- Challenge: Sift the material for lines containing "EBITDA", and return them.

- Records for this task:
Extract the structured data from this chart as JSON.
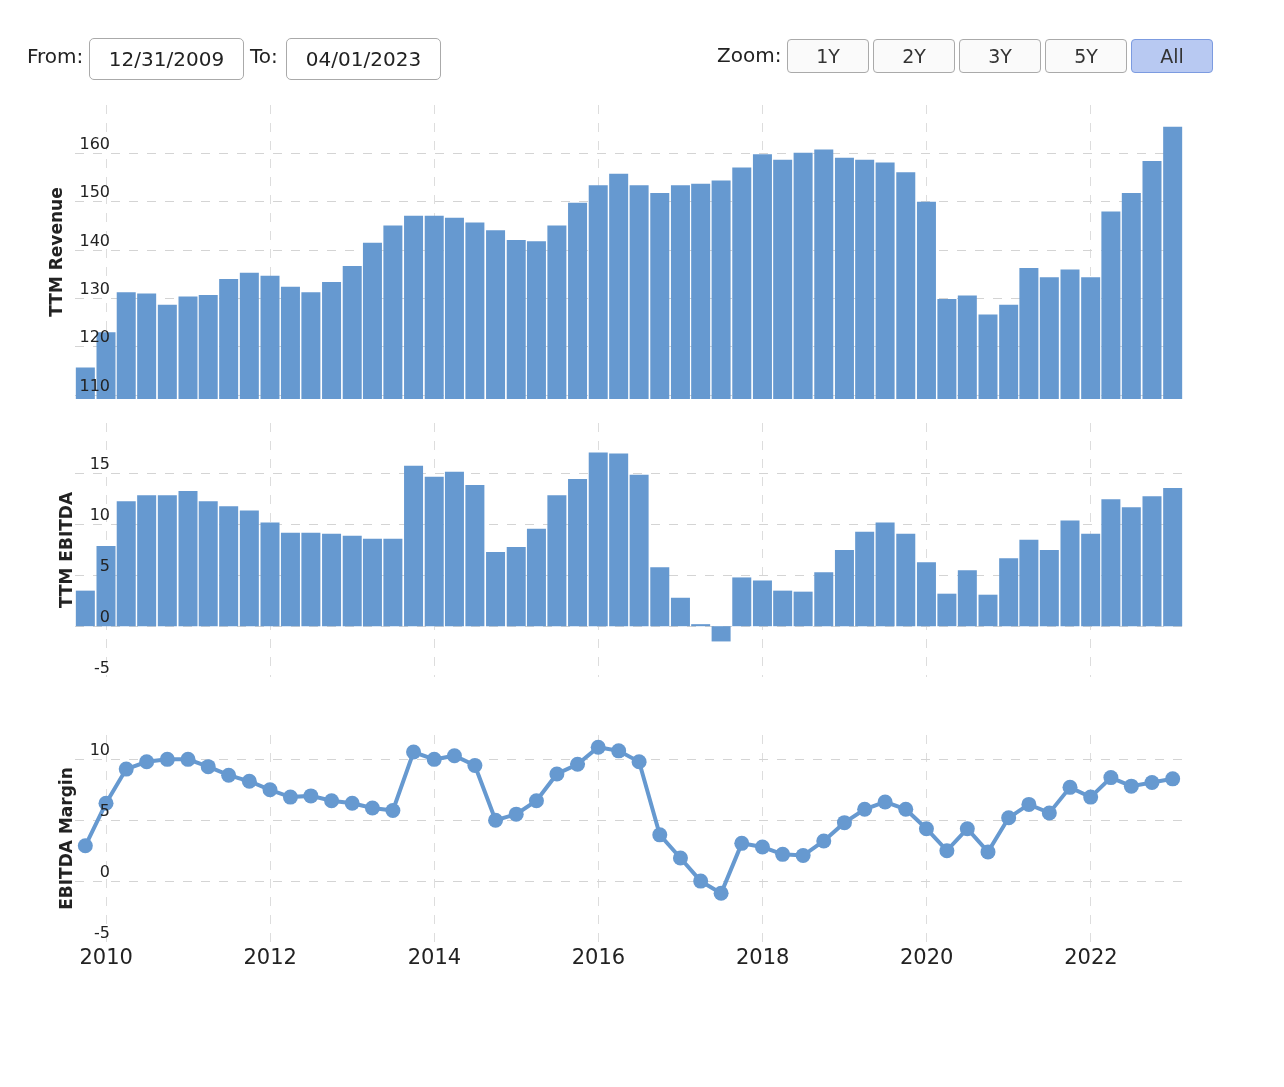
{
  "chart_data": [
    {
      "type": "other",
      "annotations": [
        "From:",
        "12/31/2009",
        "To:",
        "04/01/2023",
        "Zoom:",
        "1Y",
        "2Y",
        "3Y",
        "5Y",
        "All"
      ]
    },
    {
      "type": "bar",
      "ylabel": "TTM Revenue",
      "color": "#6699d0",
      "grid": true,
      "tick_labels": "y",
      "x": [
        "2009-09-30",
        "2009-12-31",
        "2010-03-31",
        "2010-06-30",
        "2010-09-30",
        "2010-12-31",
        "2011-03-31",
        "2011-06-30",
        "2011-09-30",
        "2011-12-31",
        "2012-03-31",
        "2012-06-30",
        "2012-09-30",
        "2012-12-31",
        "2013-03-31",
        "2013-06-30",
        "2013-09-30",
        "2013-12-31",
        "2014-03-31",
        "2014-06-30",
        "2014-09-30",
        "2014-12-31",
        "2015-03-31",
        "2015-06-30",
        "2015-09-30",
        "2015-12-31",
        "2016-03-31",
        "2016-06-30",
        "2016-09-30",
        "2016-12-31",
        "2017-03-31",
        "2017-06-30",
        "2017-09-30",
        "2017-12-31",
        "2018-03-31",
        "2018-06-30",
        "2018-09-30",
        "2018-12-31",
        "2019-03-31",
        "2019-06-30",
        "2019-09-30",
        "2019-12-31",
        "2020-03-31",
        "2020-06-30",
        "2020-09-30",
        "2020-12-31",
        "2021-03-31",
        "2021-06-30",
        "2021-09-30",
        "2021-12-31",
        "2022-03-31",
        "2022-06-30",
        "2022-09-30",
        "2022-12-31"
      ],
      "values": [
        115.7,
        123.0,
        131.3,
        131.0,
        128.7,
        130.4,
        130.7,
        134.0,
        135.3,
        134.7,
        132.4,
        131.3,
        133.4,
        136.7,
        141.5,
        145.1,
        147.1,
        147.1,
        146.7,
        145.7,
        144.1,
        142.1,
        141.8,
        145.1,
        149.8,
        153.4,
        155.8,
        153.4,
        151.8,
        153.4,
        153.7,
        154.4,
        157.1,
        159.8,
        158.7,
        160.1,
        160.8,
        159.1,
        158.7,
        158.1,
        156.1,
        150.0,
        129.9,
        130.6,
        126.7,
        128.7,
        136.3,
        134.4,
        136.0,
        134.4,
        148.0,
        151.8,
        158.4,
        165.5
      ],
      "xlim": [
        "2009-08-15",
        "2023-02-15"
      ],
      "xticks": [
        "2010",
        "2012",
        "2014",
        "2016",
        "2018",
        "2020",
        "2022"
      ],
      "ylim": [
        109.2,
        170
      ],
      "yticks": [
        110,
        120,
        130,
        140,
        150,
        160
      ]
    },
    {
      "type": "bar",
      "ylabel": "TTM EBITDA",
      "color": "#6699d0",
      "grid": true,
      "tick_labels": "y",
      "x": [
        "2009-09-30",
        "2009-12-31",
        "2010-03-31",
        "2010-06-30",
        "2010-09-30",
        "2010-12-31",
        "2011-03-31",
        "2011-06-30",
        "2011-09-30",
        "2011-12-31",
        "2012-03-31",
        "2012-06-30",
        "2012-09-30",
        "2012-12-31",
        "2013-03-31",
        "2013-06-30",
        "2013-09-30",
        "2013-12-31",
        "2014-03-31",
        "2014-06-30",
        "2014-09-30",
        "2014-12-31",
        "2015-03-31",
        "2015-06-30",
        "2015-09-30",
        "2015-12-31",
        "2016-03-31",
        "2016-06-30",
        "2016-09-30",
        "2016-12-31",
        "2017-03-31",
        "2017-06-30",
        "2017-09-30",
        "2017-12-31",
        "2018-03-31",
        "2018-06-30",
        "2018-09-30",
        "2018-12-31",
        "2019-03-31",
        "2019-06-30",
        "2019-09-30",
        "2019-12-31",
        "2020-03-31",
        "2020-06-30",
        "2020-09-30",
        "2020-12-31",
        "2021-03-31",
        "2021-06-30",
        "2021-09-30",
        "2021-12-31",
        "2022-03-31",
        "2022-06-30",
        "2022-09-30",
        "2022-12-31"
      ],
      "values": [
        3.5,
        7.9,
        12.3,
        12.9,
        12.9,
        13.3,
        12.3,
        11.8,
        11.4,
        10.2,
        9.2,
        9.2,
        9.1,
        8.9,
        8.6,
        8.6,
        15.8,
        14.7,
        15.2,
        13.9,
        7.3,
        7.8,
        9.6,
        12.9,
        14.5,
        17.1,
        17.0,
        14.9,
        5.8,
        2.8,
        0.2,
        -1.5,
        4.8,
        4.5,
        3.5,
        3.4,
        5.3,
        7.5,
        9.3,
        10.2,
        9.1,
        6.3,
        3.2,
        5.5,
        3.1,
        6.7,
        8.5,
        7.5,
        10.4,
        9.1,
        12.5,
        11.7,
        12.8,
        13.6
      ],
      "xlim": [
        "2009-08-15",
        "2023-02-15"
      ],
      "xticks": [
        "2010",
        "2012",
        "2014",
        "2016",
        "2018",
        "2020",
        "2022"
      ],
      "ylim": [
        -5,
        20
      ],
      "yticks": [
        -5,
        0,
        5,
        10,
        15
      ]
    },
    {
      "type": "line",
      "ylabel": "EBITDA Margin",
      "color": "#6699d0",
      "grid": true,
      "marker": "circle",
      "line_style": "solid",
      "x": [
        "2009-09-30",
        "2009-12-31",
        "2010-03-31",
        "2010-06-30",
        "2010-09-30",
        "2010-12-31",
        "2011-03-31",
        "2011-06-30",
        "2011-09-30",
        "2011-12-31",
        "2012-03-31",
        "2012-06-30",
        "2012-09-30",
        "2012-12-31",
        "2013-03-31",
        "2013-06-30",
        "2013-09-30",
        "2013-12-31",
        "2014-03-31",
        "2014-06-30",
        "2014-09-30",
        "2014-12-31",
        "2015-03-31",
        "2015-06-30",
        "2015-09-30",
        "2015-12-31",
        "2016-03-31",
        "2016-06-30",
        "2016-09-30",
        "2016-12-31",
        "2017-03-31",
        "2017-06-30",
        "2017-09-30",
        "2017-12-31",
        "2018-03-31",
        "2018-06-30",
        "2018-09-30",
        "2018-12-31",
        "2019-03-31",
        "2019-06-30",
        "2019-09-30",
        "2019-12-31",
        "2020-03-31",
        "2020-06-30",
        "2020-09-30",
        "2020-12-31",
        "2021-03-31",
        "2021-06-30",
        "2021-09-30",
        "2021-12-31",
        "2022-03-31",
        "2022-06-30",
        "2022-09-30",
        "2022-12-31"
      ],
      "values": [
        2.9,
        6.4,
        9.2,
        9.8,
        10.0,
        10.0,
        9.4,
        8.7,
        8.2,
        7.5,
        6.9,
        7.0,
        6.6,
        6.4,
        6.0,
        5.8,
        10.6,
        10.0,
        10.3,
        9.5,
        5.0,
        5.5,
        6.6,
        8.8,
        9.6,
        11.0,
        10.7,
        9.8,
        3.8,
        1.9,
        0.0,
        -1.0,
        3.1,
        2.8,
        2.2,
        2.1,
        3.3,
        4.8,
        5.9,
        6.5,
        5.9,
        4.3,
        2.5,
        4.3,
        2.4,
        5.2,
        6.3,
        5.6,
        7.7,
        6.9,
        8.5,
        7.8,
        8.1,
        8.4
      ],
      "xlim": [
        "2009-08-15",
        "2023-02-15"
      ],
      "xticks": [
        "2010",
        "2012",
        "2014",
        "2016",
        "2018",
        "2020",
        "2022"
      ],
      "ylim": [
        -5,
        12
      ],
      "yticks": [
        -5,
        0,
        5,
        10
      ]
    }
  ]
}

- Result of this exercise:
      "ylabel": "TTM EBITDA",
      "ylabel": "EBITDA Margin",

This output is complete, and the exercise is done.